Among the lines below, list those containing the string "kind".

#### SOURCE DATA ####

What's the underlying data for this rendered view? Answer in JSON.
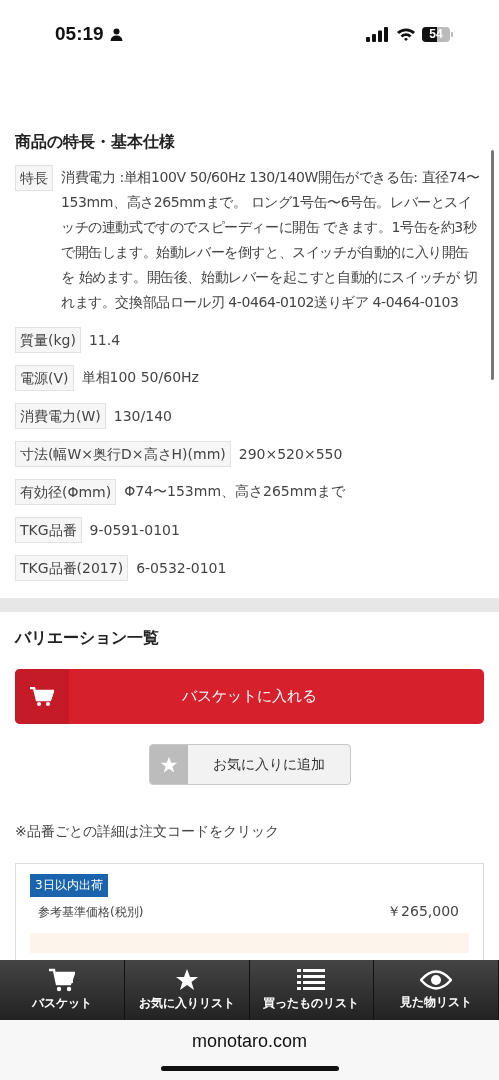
{
  "status_bar": {
    "time": "05:19",
    "battery": "54"
  },
  "specs": {
    "title": "商品の特長・基本仕様",
    "feature": {
      "label": "特長",
      "text": "消費電力 :単相100V 50/60Hz 130/140W開缶ができる缶: 直径74〜153mm、高さ265mmまで。 ロング1号缶〜6号缶。レバーとスイッチの連動式ですのでスピーディーに開缶 できます。1号缶を約3秒で開缶します。始動レバーを倒すと、スイッチが自動的に入り開缶を 始めます。開缶後、始動レバーを起こすと自動的にスイッチが 切れます。交換部品ロール刃 4-0464-0102送りギア 4-0464-0103"
    },
    "rows": [
      {
        "label": "質量(kg)",
        "value": "11.4"
      },
      {
        "label": "電源(V)",
        "value": "単相100 50/60Hz"
      },
      {
        "label": "消費電力(W)",
        "value": "130/140"
      },
      {
        "label": "寸法(幅W×奥行D×高さH)(mm)",
        "value": "290×520×550"
      },
      {
        "label": "有効径(Φmm)",
        "value": "Φ74〜153mm、高さ265mmまで"
      },
      {
        "label": "TKG品番",
        "value": "9-0591-0101"
      },
      {
        "label": "TKG品番(2017)",
        "value": "6-0532-0101"
      }
    ]
  },
  "variations": {
    "title": "バリエーション一覧",
    "basket_button": "バスケットに入れる",
    "favorite_button": "お気に入りに追加",
    "note": "※品番ごとの詳細は注文コードをクリック",
    "card": {
      "badge": "3日以内出荷",
      "price_label": "参考基準価格(税別)",
      "price": "￥265,000"
    }
  },
  "tab_bar": [
    {
      "kind": "cart",
      "label": "バスケット"
    },
    {
      "kind": "star",
      "label": "お気に入りリスト"
    },
    {
      "kind": "list",
      "label": "買ったものリスト"
    },
    {
      "kind": "eye",
      "label": "見た物リスト"
    }
  ],
  "browser": {
    "url": "monotaro.com"
  }
}
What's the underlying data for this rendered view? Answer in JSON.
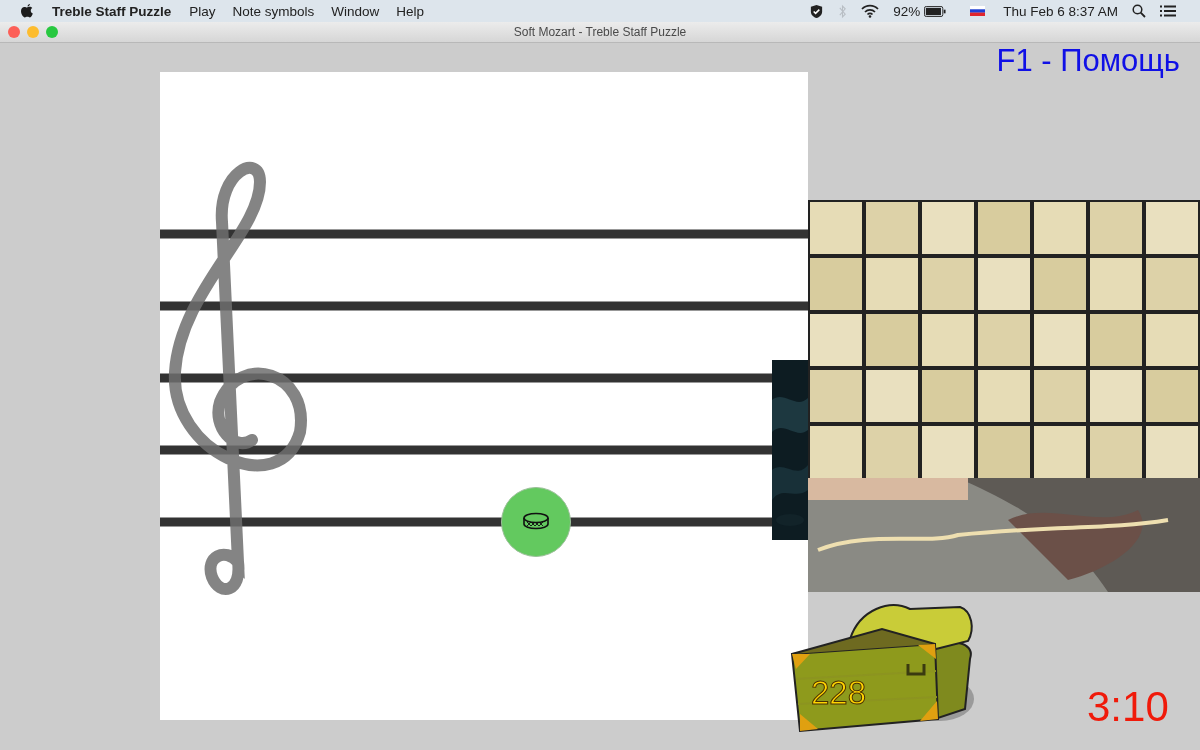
{
  "menu_bar": {
    "app_name": "Treble Staff Puzzle",
    "items": [
      "Play",
      "Note symbols",
      "Window",
      "Help"
    ],
    "battery": "92%",
    "clock": "Thu Feb 6  8:37 AM"
  },
  "window": {
    "title": "Soft Mozart - Treble Staff Puzzle"
  },
  "help_hint": "F1 - Помощь",
  "score": "228",
  "timer": "3:10"
}
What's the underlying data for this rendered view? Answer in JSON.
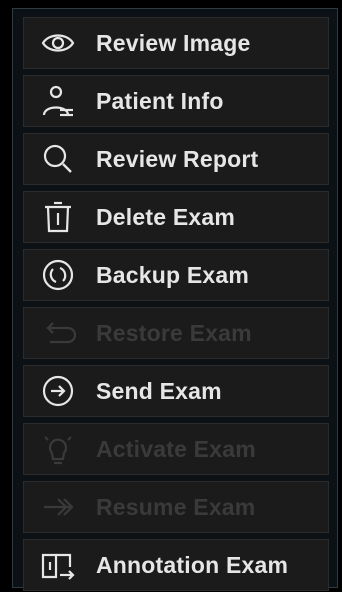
{
  "menu": {
    "items": [
      {
        "label": "Review Image",
        "icon": "eye-icon",
        "enabled": true
      },
      {
        "label": "Patient Info",
        "icon": "person-info-icon",
        "enabled": true
      },
      {
        "label": "Review Report",
        "icon": "search-icon",
        "enabled": true
      },
      {
        "label": "Delete Exam",
        "icon": "trash-icon",
        "enabled": true
      },
      {
        "label": "Backup Exam",
        "icon": "backup-icon",
        "enabled": true
      },
      {
        "label": "Restore Exam",
        "icon": "undo-arrow-icon",
        "enabled": false
      },
      {
        "label": "Send Exam",
        "icon": "send-arrow-icon",
        "enabled": true
      },
      {
        "label": "Activate Exam",
        "icon": "lightbulb-icon",
        "enabled": false
      },
      {
        "label": "Resume Exam",
        "icon": "double-arrow-icon",
        "enabled": false
      },
      {
        "label": "Annotation Exam",
        "icon": "annotation-book-icon",
        "enabled": true
      }
    ]
  },
  "colors": {
    "item_background": "#1b1b1b",
    "text_enabled": "#e6e6e6",
    "text_disabled": "#3a3a3a",
    "panel_background": "#0b1114"
  }
}
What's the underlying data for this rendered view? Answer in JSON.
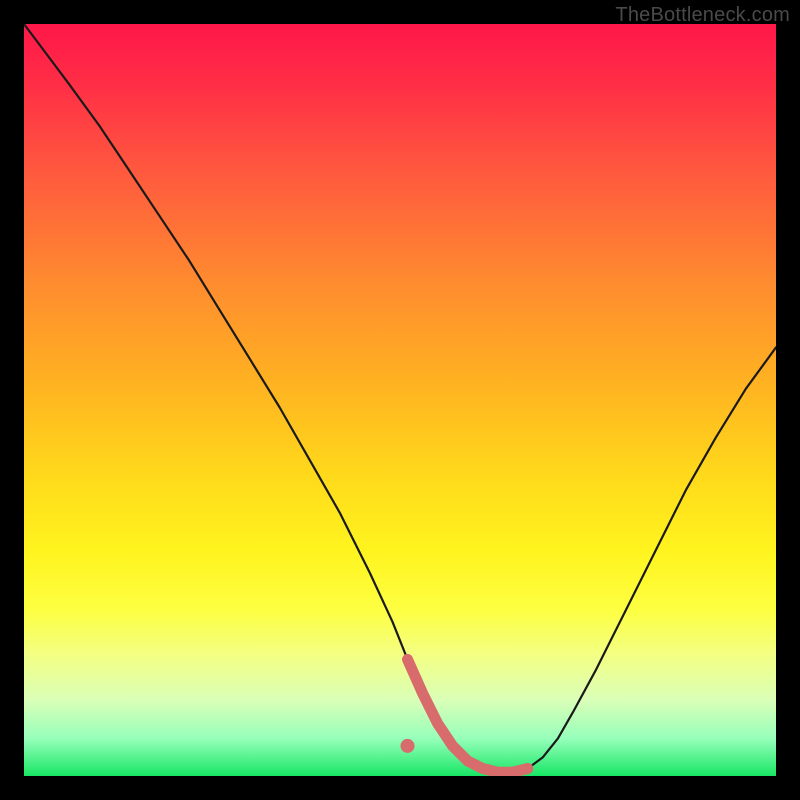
{
  "watermark": "TheBottleneck.com",
  "colors": {
    "curve_stroke": "#1a1a1a",
    "marker_stroke": "#d86b6b",
    "marker_fill": "#d86b6b",
    "background": "#000000"
  },
  "chart_data": {
    "type": "line",
    "title": "",
    "xlabel": "",
    "ylabel": "",
    "xlim": [
      0,
      100
    ],
    "ylim": [
      0,
      100
    ],
    "grid": false,
    "series": [
      {
        "name": "bottleneck-curve",
        "x": [
          0,
          3,
          6,
          10,
          14,
          18,
          22,
          26,
          30,
          34,
          38,
          42,
          46,
          49,
          51,
          53,
          55,
          57,
          59,
          61,
          63,
          65,
          67,
          69,
          71,
          73,
          76,
          80,
          84,
          88,
          92,
          96,
          100
        ],
        "y": [
          100,
          96,
          92,
          86.5,
          80.5,
          74.5,
          68.5,
          62,
          55.5,
          49,
          42,
          35,
          27,
          20.5,
          15.5,
          11,
          7,
          4,
          2,
          1,
          0.5,
          0.5,
          1,
          2.5,
          5,
          8.5,
          14,
          22,
          30,
          38,
          45,
          51.5,
          57
        ]
      }
    ],
    "markers": {
      "name": "optimal-range",
      "x_start": 51,
      "x_end": 67,
      "y": 1,
      "dot": {
        "x": 51,
        "y": 4
      }
    }
  }
}
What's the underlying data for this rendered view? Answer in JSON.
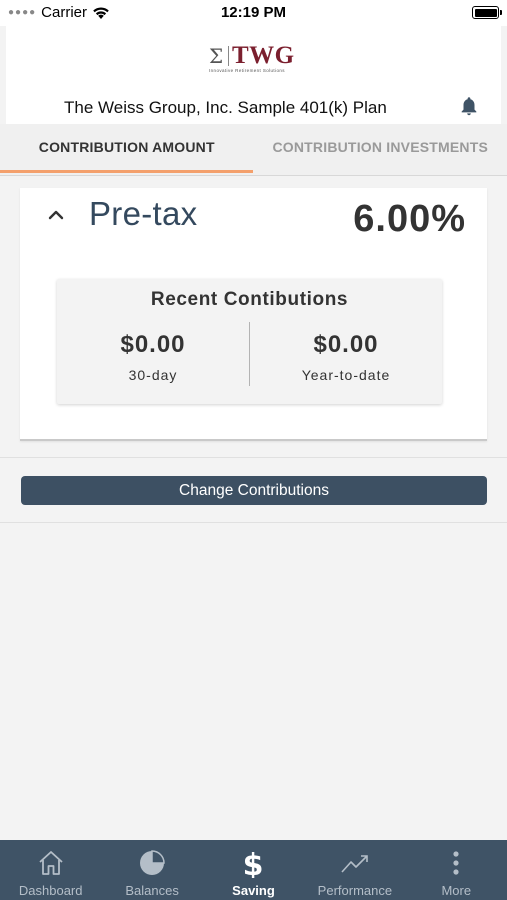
{
  "status_bar": {
    "carrier": "Carrier",
    "time": "12:19 PM"
  },
  "header": {
    "logo_text": "TWG",
    "logo_tagline": "Innovative Retirement Solutions",
    "plan_title": "The Weiss Group, Inc. Sample 401(k) Plan",
    "bell_icon": "bell-icon"
  },
  "tabs": [
    {
      "label": "CONTRIBUTION AMOUNT",
      "active": true
    },
    {
      "label": "CONTRIBUTION INVESTMENTS",
      "active": false
    }
  ],
  "card": {
    "title": "Pre-tax",
    "percent": "6.00%",
    "recent": {
      "title": "Recent Contibutions",
      "items": [
        {
          "value": "$0.00",
          "label": "30-day"
        },
        {
          "value": "$0.00",
          "label": "Year-to-date"
        }
      ]
    }
  },
  "change_button": "Change Contributions",
  "bottom_nav": [
    {
      "label": "Dashboard",
      "icon": "home-icon",
      "active": false
    },
    {
      "label": "Balances",
      "icon": "pie-chart-icon",
      "active": false
    },
    {
      "label": "Saving",
      "icon": "dollar-icon",
      "active": true
    },
    {
      "label": "Performance",
      "icon": "trend-line-icon",
      "active": false
    },
    {
      "label": "More",
      "icon": "more-vertical-icon",
      "active": false
    }
  ],
  "colors": {
    "accent": "#f4a06c",
    "nav_bg": "#3f5366",
    "button_bg": "#3d5063",
    "brand": "#7b1f2e"
  }
}
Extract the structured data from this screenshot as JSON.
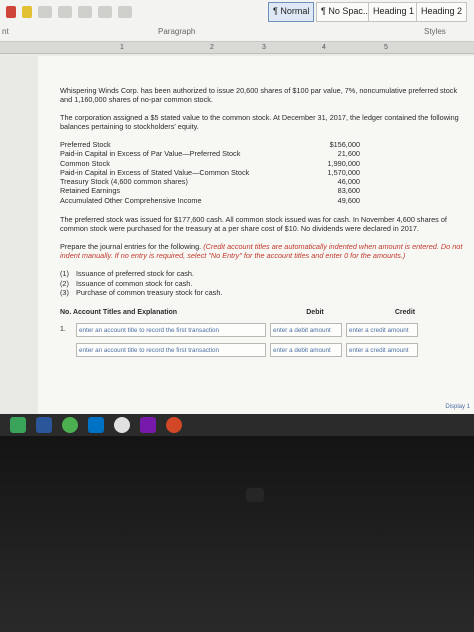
{
  "ribbon": {
    "styles": [
      "¶ Normal",
      "¶ No Spac...",
      "Heading 1",
      "Heading 2"
    ],
    "group_paragraph": "Paragraph",
    "group_styles": "Styles",
    "partial_left_text": "nt"
  },
  "ruler": {
    "ticks": [
      "1",
      "2",
      "3",
      "4",
      "5"
    ]
  },
  "document": {
    "intro": "Whispering Winds Corp. has been authorized to issue 20,600 shares of $100 par value, 7%, noncumulative preferred stock and 1,160,000 shares of no-par common stock.",
    "stated_value": "The corporation assigned a $5 stated value to the common stock. At December 31, 2017, the ledger contained the following balances pertaining to stockholders' equity.",
    "balances": [
      {
        "account": "Preferred Stock",
        "amount": "$156,000"
      },
      {
        "account": "Paid-in Capital in Excess of Par Value—Preferred Stock",
        "amount": "21,600"
      },
      {
        "account": "Common Stock",
        "amount": "1,990,000"
      },
      {
        "account": "Paid-in Capital in Excess of Stated Value—Common Stock",
        "amount": "1,570,000"
      },
      {
        "account": "Treasury Stock (4,600 common shares)",
        "amount": "46,000"
      },
      {
        "account": "Retained Earnings",
        "amount": "83,600"
      },
      {
        "account": "Accumulated Other Comprehensive Income",
        "amount": "49,600"
      }
    ],
    "issue_text": "The preferred stock was issued for $177,600 cash. All common stock issued was for cash. In November 4,600 shares of common stock were purchased for the treasury at a per share cost of $10. No dividends were declared in 2017.",
    "instruction_lead": "Prepare the journal entries for the following.",
    "instruction_red": "(Credit account titles are automatically indented when amount is entered. Do not indent manually. If no entry is required, select \"No Entry\" for the account titles and enter 0 for the amounts.)",
    "tasks": [
      {
        "num": "(1)",
        "text": "Issuance of preferred stock for cash."
      },
      {
        "num": "(2)",
        "text": "Issuance of common stock for cash."
      },
      {
        "num": "(3)",
        "text": "Purchase of common treasury stock for cash."
      }
    ],
    "journal": {
      "col_no": "No.",
      "col_account": "Account Titles and Explanation",
      "col_debit": "Debit",
      "col_credit": "Credit",
      "row_no": "1.",
      "acct_placeholder": "enter an account title to record the first transaction",
      "debit_placeholder": "enter a debit amount",
      "credit_placeholder": "enter a credit amount"
    },
    "display_button": "Display 1"
  }
}
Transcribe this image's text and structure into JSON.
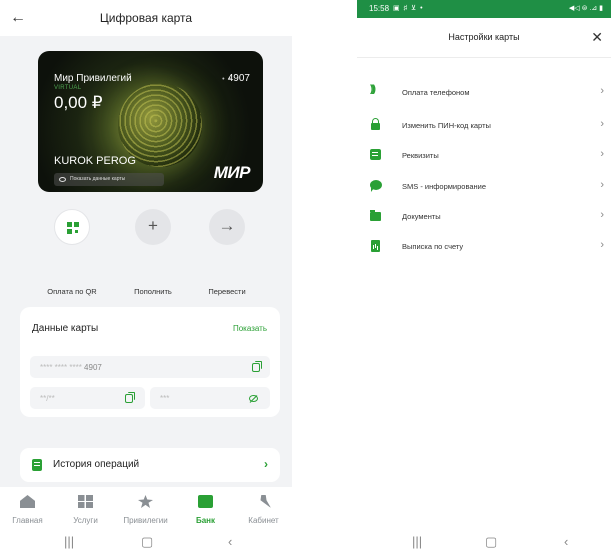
{
  "left": {
    "header": {
      "title": "Цифровая карта",
      "back_icon": "arrow-left-icon"
    },
    "card": {
      "name": "Мир Привилегий",
      "type": "VIRTUAL",
      "masked": "• •",
      "last4": "4907",
      "balance": "0,00 ₽",
      "holder": "KUROK PEROG",
      "show_data": "Показать данные карты",
      "brand": "МИР"
    },
    "actions": [
      {
        "label": "Оплата по QR",
        "icon": "qr-icon",
        "symbol": ""
      },
      {
        "label": "Пополнить",
        "icon": "plus-icon",
        "symbol": "+"
      },
      {
        "label": "Перевести",
        "icon": "arrow-right-icon",
        "symbol": "→"
      }
    ],
    "card_details": {
      "title": "Данные карты",
      "show_link": "Показать",
      "number_mask": "**** **** ****",
      "number_last4": "4907",
      "expiry_mask": "**/**",
      "cvv_mask": "***"
    },
    "history": {
      "label": "История операций"
    },
    "tabs": [
      {
        "label": "Главная",
        "icon": "home-icon",
        "active": false
      },
      {
        "label": "Услуги",
        "icon": "grid-icon",
        "active": false
      },
      {
        "label": "Привилегии",
        "icon": "star-icon",
        "active": false
      },
      {
        "label": "Банк",
        "icon": "wallet-icon",
        "active": true
      },
      {
        "label": "Кабинет",
        "icon": "user-icon",
        "active": false
      }
    ],
    "system_nav": {
      "recents": "|||",
      "home": "▢",
      "back": "‹"
    }
  },
  "right": {
    "status_bar": {
      "time": "15:58",
      "left_icons": "▣ ♯ ⊻ •",
      "right_icons": "◀◁ ⊜ .⊿ ▮"
    },
    "header": {
      "title": "Настройки карты",
      "close_icon": "close-icon"
    },
    "menu": [
      {
        "label": "Оплата телефоном",
        "icon": "nfc-icon"
      },
      {
        "label": "Изменить ПИН-код карты",
        "icon": "lock-icon"
      },
      {
        "label": "Реквизиты",
        "icon": "document-icon"
      },
      {
        "label": "SMS - информирование",
        "icon": "chat-icon"
      },
      {
        "label": "Документы",
        "icon": "folder-icon"
      },
      {
        "label": "Выписка по счету",
        "icon": "statement-icon"
      }
    ],
    "system_nav": {
      "recents": "|||",
      "home": "▢",
      "back": "‹"
    }
  },
  "colors": {
    "accent": "#2aa035",
    "status_bar": "#1f8f45",
    "background": "#f2f3f5"
  }
}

####

## RESULT
      "kind": "cart",
      "kind": "star",
      "kind": "list",
      "kind": "eye",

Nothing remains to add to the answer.